• Material for this task:
——

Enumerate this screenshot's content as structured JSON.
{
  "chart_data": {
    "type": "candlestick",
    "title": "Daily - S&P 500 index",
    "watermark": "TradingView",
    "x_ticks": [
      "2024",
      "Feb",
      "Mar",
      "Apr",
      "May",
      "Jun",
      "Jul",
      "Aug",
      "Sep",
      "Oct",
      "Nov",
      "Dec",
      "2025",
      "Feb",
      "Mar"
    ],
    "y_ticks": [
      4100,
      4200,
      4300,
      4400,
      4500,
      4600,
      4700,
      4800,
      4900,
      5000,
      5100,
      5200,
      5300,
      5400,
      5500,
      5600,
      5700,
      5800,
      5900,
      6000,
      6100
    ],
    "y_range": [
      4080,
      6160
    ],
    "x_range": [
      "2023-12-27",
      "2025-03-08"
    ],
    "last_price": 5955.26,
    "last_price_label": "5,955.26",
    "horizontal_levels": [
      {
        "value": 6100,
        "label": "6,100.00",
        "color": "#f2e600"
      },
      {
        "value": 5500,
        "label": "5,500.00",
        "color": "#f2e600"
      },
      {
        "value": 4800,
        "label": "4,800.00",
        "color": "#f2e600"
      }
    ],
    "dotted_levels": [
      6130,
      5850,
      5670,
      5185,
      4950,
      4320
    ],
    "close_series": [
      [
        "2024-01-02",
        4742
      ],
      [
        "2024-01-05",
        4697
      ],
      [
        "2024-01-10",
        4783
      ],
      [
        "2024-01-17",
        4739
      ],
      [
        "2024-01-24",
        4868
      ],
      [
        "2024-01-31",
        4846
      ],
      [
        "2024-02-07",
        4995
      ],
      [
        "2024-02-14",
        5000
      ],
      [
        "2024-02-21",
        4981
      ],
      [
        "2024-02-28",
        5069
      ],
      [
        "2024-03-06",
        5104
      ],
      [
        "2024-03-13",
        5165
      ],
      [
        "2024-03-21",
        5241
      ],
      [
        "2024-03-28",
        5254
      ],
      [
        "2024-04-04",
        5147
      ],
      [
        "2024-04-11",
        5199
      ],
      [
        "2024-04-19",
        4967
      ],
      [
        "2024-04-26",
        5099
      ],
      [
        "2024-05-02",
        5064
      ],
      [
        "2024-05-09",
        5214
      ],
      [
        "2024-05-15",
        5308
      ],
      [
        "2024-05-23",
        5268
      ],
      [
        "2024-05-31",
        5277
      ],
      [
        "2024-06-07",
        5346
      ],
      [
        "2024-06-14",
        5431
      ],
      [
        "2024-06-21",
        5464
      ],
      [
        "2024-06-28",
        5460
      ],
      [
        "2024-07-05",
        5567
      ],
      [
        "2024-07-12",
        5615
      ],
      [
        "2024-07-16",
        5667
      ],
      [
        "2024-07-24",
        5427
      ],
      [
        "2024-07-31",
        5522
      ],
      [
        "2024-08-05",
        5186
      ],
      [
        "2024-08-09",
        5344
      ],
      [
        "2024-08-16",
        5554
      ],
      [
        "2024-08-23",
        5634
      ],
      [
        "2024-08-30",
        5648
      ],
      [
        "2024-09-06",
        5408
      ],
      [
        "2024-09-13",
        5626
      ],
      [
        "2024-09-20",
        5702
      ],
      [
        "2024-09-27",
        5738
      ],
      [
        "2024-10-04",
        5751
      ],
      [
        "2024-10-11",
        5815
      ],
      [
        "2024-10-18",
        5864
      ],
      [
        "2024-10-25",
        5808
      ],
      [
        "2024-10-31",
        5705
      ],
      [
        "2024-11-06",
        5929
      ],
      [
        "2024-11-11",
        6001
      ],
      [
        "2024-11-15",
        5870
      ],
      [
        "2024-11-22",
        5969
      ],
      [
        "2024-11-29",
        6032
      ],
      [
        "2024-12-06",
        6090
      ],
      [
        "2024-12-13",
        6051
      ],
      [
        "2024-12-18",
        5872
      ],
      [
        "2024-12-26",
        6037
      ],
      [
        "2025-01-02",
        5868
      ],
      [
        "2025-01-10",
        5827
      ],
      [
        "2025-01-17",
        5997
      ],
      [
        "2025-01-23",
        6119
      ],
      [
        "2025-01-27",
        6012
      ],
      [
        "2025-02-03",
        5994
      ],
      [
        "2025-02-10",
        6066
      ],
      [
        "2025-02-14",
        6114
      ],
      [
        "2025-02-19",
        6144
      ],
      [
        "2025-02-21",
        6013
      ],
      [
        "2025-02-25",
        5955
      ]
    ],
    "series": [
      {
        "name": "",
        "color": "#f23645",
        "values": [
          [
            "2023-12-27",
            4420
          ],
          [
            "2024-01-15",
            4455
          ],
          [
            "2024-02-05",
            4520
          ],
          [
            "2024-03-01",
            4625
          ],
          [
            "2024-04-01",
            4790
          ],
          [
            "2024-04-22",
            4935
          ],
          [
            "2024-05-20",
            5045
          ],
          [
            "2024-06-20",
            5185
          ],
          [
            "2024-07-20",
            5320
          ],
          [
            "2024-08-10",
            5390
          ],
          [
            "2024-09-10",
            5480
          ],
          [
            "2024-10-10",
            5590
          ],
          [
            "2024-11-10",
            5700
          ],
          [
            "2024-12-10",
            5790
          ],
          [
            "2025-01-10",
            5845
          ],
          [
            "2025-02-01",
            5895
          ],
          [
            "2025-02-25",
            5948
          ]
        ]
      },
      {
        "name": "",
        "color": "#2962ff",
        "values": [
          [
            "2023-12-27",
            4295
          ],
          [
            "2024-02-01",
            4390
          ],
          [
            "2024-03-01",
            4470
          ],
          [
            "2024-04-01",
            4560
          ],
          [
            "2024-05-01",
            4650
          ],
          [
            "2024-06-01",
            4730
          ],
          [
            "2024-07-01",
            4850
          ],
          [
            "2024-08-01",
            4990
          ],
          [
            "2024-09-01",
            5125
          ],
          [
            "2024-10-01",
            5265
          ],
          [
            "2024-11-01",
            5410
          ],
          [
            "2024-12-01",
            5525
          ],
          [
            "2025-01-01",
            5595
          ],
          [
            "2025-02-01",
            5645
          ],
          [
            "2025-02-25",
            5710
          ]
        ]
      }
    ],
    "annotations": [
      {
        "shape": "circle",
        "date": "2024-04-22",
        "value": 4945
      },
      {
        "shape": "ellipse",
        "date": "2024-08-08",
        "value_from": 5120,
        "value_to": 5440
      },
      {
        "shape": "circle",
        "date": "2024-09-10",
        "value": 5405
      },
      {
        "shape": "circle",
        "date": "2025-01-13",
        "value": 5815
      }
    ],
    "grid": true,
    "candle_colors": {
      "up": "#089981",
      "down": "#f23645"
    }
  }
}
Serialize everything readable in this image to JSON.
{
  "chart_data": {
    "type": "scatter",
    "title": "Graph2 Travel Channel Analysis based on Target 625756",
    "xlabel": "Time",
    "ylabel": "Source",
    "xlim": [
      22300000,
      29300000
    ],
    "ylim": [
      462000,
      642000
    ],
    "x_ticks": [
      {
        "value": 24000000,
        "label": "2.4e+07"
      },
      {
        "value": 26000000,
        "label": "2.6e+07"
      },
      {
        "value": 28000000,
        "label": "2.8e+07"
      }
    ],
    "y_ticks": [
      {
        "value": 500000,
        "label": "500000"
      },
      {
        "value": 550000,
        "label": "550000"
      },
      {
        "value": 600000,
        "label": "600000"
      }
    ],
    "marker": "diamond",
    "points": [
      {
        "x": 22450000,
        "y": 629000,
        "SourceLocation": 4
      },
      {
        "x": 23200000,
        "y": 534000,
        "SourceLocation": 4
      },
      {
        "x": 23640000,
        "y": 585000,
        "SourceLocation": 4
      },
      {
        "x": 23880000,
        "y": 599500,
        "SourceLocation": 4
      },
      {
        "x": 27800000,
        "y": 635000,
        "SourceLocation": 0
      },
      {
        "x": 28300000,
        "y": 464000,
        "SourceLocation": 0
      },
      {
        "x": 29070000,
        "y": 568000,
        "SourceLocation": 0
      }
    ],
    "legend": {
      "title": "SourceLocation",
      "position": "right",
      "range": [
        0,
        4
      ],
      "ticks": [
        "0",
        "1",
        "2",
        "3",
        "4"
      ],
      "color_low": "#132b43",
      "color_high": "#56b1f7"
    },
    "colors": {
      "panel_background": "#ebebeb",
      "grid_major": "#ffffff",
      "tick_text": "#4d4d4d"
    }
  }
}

——

Copy out the lines that hold "JSON".

Enumerate this screenshot's content as structured JSON.
Serialize everything readable in this image to JSON.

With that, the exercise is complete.